**REQUIRED TASK**
Reproduce each line exactly, including spacing and punctuation.

**Saved entries**
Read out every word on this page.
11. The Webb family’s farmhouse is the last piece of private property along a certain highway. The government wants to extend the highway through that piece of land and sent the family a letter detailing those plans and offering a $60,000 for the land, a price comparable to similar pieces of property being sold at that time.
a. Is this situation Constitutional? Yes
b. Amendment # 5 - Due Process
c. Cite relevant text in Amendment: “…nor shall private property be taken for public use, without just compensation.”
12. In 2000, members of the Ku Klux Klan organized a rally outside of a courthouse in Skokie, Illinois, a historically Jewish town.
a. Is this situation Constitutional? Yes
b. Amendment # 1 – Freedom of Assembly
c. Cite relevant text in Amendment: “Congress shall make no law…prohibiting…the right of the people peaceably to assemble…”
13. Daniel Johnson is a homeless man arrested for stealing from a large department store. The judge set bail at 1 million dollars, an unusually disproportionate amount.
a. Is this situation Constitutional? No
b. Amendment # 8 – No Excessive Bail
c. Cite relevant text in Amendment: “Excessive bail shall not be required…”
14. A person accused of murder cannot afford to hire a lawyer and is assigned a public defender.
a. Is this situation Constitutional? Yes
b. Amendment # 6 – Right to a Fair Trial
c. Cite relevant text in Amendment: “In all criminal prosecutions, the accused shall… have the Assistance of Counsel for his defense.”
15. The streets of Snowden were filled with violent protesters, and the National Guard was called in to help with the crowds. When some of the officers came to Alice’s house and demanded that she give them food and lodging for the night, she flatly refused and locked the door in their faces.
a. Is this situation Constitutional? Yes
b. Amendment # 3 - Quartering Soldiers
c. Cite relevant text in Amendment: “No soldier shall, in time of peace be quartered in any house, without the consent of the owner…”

**COMPLETE ANSWER**
Read out every word on this page.
11. The Webb family’s farmhouse is the last piece of private property along a certain highway. The government wants to extend the highway through that piece of land and sent the family a letter detailing those plans and offering a $60,000 for the land, a price comparable to similar pieces of property being sold at that time.
a. Is this situation Constitutional? Yes
b. Amendment # 5 - Due Process
c. Cite relevant text in Amendment: “…nor shall private property be taken for public use, without just compensation.”
12. In 2000, members of the Ku Klux Klan organized a rally outside of a courthouse in Skokie, Illinois, a historically Jewish town.
a. Is this situation Constitutional? Yes
b. Amendment # 1 – Freedom of Assembly
c. Cite relevant text in Amendment: “Congress shall make no law…prohibiting…the right of the people peaceably to assemble…”
13. Daniel Johnson is a homeless man arrested for stealing from a large department store. The judge set bail at 1 million dollars, an unusually disproportionate amount.
a. Is this situation Constitutional? No
b. Amendment # 8 – No Excessive Bail
c. Cite relevant text in Amendment: “Excessive bail shall not be required…”
14. A person accused of murder cannot afford to hire a lawyer and is assigned a public defender.
a. Is this situation Constitutional? Yes
b. Amendment # 6 – Right to a Fair Trial
c. Cite relevant text in Amendment: “In all criminal prosecutions, the accused shall… have the Assistance of Counsel for his defense.”
15. The streets of Snowden were filled with violent protesters, and the National Guard was called in to help with the crowds. When some of the officers came to Alice’s house and demanded that she give them food and lodging for the night, she flatly refused and locked the door in their faces.
a. Is this situation Constitutional? Yes
b. Amendment # 3 - Quartering Soldiers
c. Cite relevant text in Amendment: “No soldier shall, in time of peace be quartered in any house, without the consent of the owner…”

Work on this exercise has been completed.